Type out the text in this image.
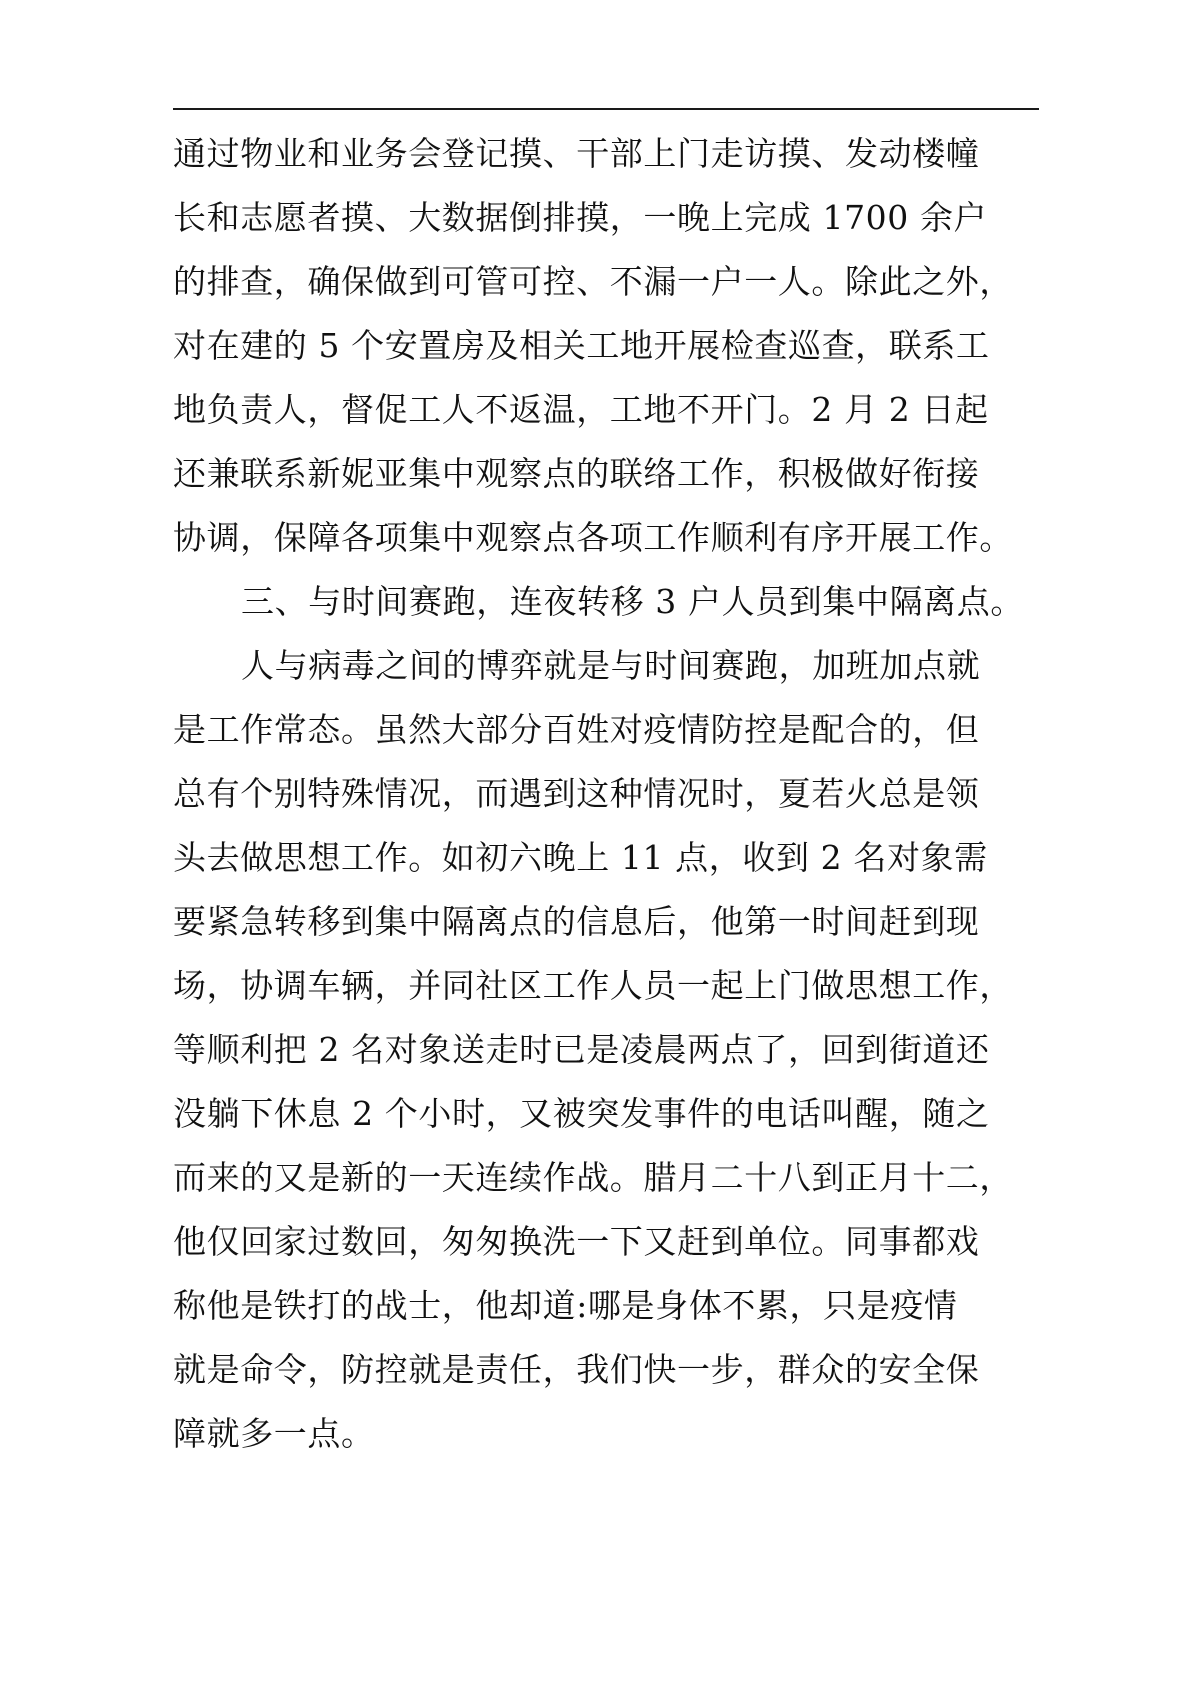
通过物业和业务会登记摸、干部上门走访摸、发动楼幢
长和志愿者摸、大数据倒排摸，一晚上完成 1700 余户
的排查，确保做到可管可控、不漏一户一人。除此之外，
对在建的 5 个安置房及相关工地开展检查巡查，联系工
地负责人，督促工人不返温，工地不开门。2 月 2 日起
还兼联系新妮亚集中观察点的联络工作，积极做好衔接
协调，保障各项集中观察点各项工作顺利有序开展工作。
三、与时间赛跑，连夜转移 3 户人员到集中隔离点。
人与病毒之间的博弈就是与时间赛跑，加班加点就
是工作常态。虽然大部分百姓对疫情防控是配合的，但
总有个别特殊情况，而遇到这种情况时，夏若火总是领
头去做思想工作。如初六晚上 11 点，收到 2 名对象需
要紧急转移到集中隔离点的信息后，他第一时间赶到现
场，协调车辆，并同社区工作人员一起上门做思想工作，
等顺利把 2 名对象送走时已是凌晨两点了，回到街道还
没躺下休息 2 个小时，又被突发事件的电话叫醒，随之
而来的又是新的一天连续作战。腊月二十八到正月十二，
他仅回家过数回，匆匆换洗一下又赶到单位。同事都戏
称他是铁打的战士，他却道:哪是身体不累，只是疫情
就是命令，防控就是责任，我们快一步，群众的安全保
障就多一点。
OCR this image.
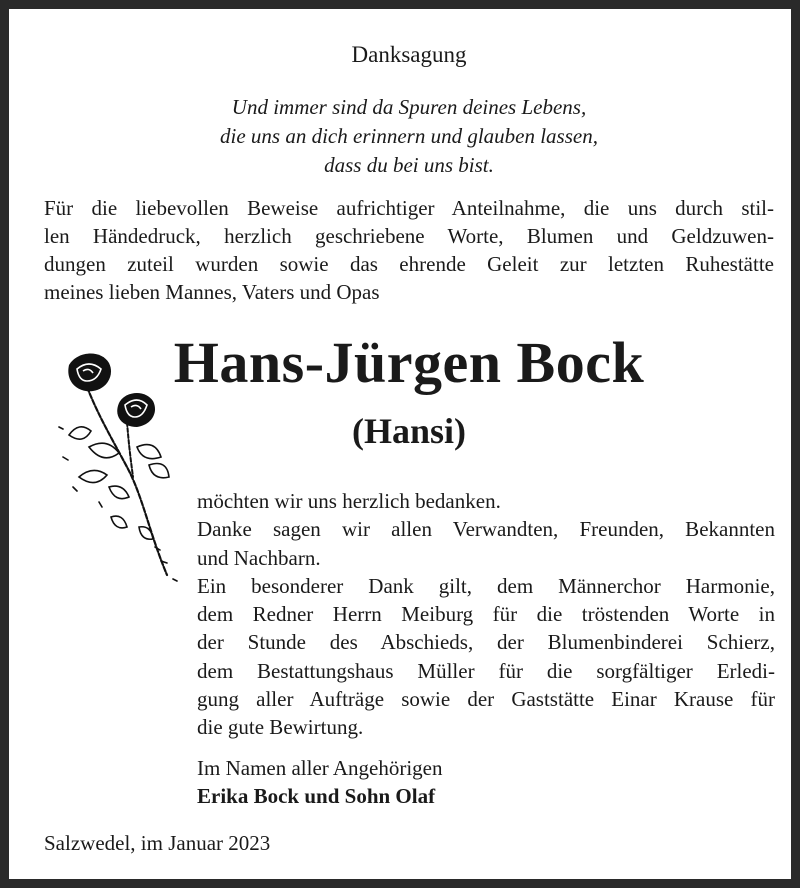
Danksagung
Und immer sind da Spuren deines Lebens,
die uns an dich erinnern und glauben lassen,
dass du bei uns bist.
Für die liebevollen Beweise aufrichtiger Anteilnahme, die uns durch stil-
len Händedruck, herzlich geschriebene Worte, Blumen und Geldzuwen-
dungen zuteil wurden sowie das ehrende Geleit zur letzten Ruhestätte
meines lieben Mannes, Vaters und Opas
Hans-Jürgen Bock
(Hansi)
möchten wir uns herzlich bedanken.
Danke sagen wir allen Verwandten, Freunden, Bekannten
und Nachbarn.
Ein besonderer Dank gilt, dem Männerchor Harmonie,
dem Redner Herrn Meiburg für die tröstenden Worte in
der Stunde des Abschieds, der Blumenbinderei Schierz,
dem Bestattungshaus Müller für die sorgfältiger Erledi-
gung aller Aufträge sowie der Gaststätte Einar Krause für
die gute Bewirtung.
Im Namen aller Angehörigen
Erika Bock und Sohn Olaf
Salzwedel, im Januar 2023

******

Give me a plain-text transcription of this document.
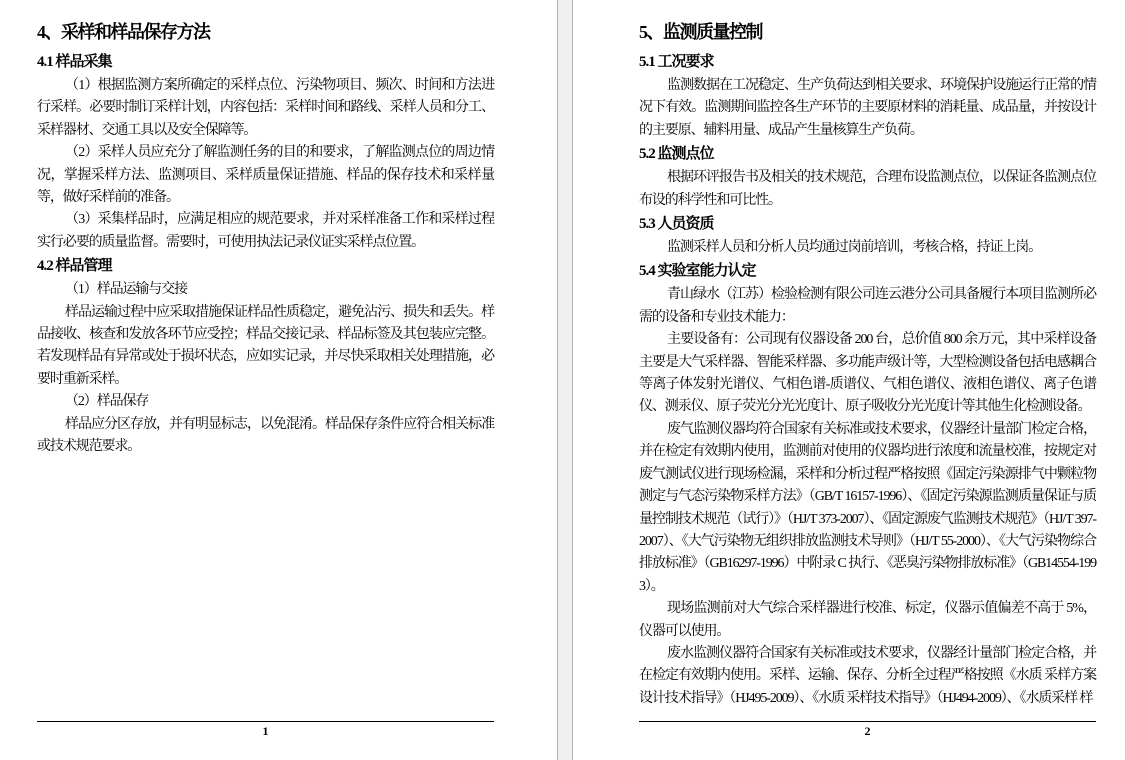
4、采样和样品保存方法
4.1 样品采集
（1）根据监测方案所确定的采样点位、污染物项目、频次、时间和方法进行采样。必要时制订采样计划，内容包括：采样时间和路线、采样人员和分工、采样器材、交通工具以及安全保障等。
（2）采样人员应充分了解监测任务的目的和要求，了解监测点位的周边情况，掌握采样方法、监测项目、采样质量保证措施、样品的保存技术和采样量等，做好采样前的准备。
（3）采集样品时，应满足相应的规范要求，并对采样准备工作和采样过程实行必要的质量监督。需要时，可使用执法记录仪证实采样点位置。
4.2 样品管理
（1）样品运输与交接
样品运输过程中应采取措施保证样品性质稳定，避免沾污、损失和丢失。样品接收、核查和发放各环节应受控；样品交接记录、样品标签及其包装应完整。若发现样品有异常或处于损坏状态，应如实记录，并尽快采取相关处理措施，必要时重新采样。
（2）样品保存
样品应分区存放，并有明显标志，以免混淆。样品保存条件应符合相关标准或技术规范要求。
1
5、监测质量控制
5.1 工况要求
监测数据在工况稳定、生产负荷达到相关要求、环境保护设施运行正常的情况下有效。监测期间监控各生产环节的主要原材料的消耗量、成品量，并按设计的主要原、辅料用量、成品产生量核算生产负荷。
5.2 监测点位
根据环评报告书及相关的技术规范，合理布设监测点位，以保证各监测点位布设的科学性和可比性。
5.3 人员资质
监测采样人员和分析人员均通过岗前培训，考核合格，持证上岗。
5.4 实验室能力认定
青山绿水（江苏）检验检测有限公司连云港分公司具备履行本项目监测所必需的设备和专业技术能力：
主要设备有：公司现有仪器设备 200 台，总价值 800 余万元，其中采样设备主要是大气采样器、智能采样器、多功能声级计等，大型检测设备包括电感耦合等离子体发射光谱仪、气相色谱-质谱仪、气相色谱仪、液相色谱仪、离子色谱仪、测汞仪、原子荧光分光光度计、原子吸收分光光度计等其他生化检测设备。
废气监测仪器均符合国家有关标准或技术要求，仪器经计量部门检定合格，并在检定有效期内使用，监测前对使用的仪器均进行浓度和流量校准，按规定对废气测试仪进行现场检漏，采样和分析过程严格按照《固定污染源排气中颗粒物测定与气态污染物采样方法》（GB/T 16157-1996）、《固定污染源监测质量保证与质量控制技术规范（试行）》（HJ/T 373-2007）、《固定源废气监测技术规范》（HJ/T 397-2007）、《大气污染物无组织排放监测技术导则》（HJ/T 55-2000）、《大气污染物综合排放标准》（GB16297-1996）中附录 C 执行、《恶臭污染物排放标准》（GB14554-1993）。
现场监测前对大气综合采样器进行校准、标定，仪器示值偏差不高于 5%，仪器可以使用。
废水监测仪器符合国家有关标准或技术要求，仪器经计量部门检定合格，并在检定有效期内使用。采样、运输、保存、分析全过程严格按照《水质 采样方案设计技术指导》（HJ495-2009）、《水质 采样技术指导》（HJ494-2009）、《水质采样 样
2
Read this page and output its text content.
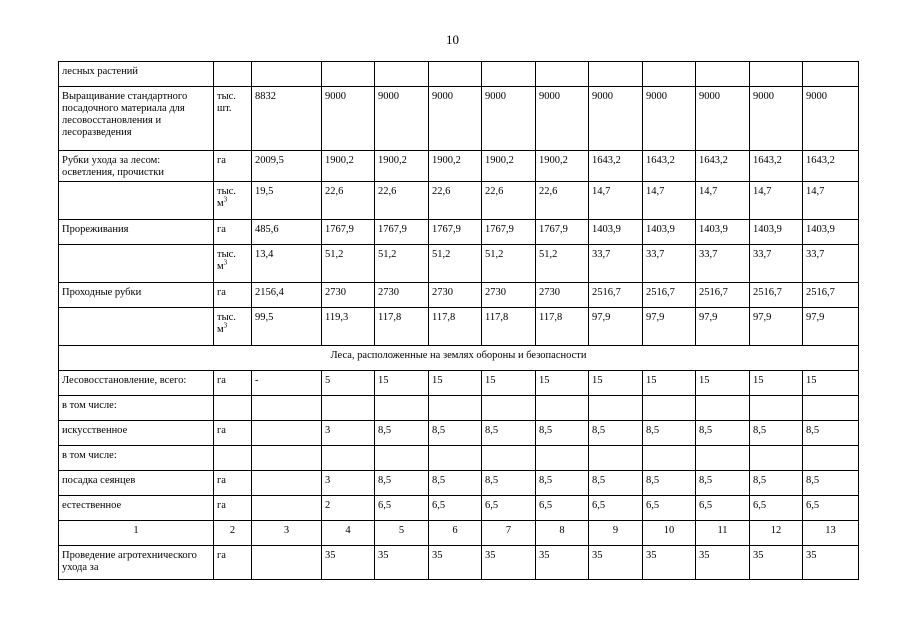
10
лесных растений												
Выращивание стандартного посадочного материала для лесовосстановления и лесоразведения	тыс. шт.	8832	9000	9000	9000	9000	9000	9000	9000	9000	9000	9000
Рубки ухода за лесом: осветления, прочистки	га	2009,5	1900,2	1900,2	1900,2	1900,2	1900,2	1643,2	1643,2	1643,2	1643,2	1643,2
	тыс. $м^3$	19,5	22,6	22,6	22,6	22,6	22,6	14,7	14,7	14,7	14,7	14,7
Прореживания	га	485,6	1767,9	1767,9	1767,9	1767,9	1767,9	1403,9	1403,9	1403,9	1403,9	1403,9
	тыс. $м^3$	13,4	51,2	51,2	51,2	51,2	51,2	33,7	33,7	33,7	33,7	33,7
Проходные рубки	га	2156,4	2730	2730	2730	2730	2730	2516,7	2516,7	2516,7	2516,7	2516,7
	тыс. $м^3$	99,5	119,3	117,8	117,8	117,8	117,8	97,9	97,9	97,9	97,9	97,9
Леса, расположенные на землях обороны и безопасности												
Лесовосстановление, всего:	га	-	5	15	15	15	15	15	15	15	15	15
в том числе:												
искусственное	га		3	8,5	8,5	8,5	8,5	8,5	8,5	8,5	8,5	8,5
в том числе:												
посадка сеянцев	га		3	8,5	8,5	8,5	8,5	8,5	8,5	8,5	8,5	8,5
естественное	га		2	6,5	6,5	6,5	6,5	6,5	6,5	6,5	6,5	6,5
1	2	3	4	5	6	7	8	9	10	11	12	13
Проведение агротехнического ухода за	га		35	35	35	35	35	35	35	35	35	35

******

### Problem statement
Look through the data above. Copy every line with the string "sowie" in it.

### Task output
dungen zuteil wurden sowie das ehrende Geleit zur letzten Ruhestätte
gung aller Aufträge sowie der Gaststätte Einar Krause für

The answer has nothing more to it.